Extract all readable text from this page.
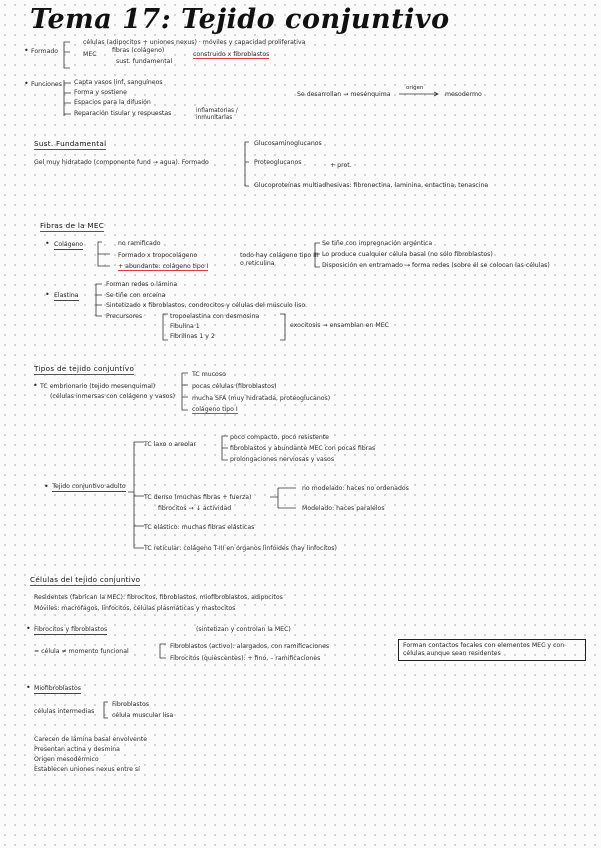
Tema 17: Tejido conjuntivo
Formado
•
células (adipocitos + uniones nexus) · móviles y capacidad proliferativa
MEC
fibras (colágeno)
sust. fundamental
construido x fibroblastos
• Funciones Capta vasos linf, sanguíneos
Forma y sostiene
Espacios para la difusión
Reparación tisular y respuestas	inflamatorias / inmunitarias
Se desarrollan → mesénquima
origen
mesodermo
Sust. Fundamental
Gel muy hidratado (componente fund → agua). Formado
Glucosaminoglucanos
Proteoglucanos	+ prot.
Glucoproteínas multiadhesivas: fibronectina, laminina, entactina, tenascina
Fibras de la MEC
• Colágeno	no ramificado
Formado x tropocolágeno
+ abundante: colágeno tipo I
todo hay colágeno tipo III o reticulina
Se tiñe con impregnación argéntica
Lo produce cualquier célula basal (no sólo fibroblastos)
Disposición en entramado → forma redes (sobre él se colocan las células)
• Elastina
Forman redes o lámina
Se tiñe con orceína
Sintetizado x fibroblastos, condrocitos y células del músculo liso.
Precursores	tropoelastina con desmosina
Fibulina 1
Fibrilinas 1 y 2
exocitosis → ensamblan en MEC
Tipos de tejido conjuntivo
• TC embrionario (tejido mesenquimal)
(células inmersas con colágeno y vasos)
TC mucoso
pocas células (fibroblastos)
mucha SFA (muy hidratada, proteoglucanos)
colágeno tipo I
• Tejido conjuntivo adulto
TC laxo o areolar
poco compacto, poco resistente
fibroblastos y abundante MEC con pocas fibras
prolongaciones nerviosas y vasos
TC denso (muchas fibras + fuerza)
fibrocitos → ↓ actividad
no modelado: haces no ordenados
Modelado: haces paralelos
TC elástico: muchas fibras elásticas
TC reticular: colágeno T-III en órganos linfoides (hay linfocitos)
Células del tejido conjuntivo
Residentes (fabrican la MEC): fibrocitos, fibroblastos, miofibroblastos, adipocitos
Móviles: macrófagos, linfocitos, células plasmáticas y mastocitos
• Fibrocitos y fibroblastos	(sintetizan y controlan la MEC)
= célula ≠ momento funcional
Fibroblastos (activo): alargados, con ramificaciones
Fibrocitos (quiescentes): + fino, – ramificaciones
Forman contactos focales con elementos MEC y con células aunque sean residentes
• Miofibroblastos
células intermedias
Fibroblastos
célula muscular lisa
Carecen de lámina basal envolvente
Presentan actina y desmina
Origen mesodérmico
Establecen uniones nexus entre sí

++++++++++

PROBLEM:
Show all lines from the records above where the word "linfocitos" occurs.

ANSWER TO THE EXERCISE:
TC reticular: colágeno T-III en órganos linfoides (hay linfocitos)
Móviles: macrófagos, linfocitos, células plasmáticas y mastocitos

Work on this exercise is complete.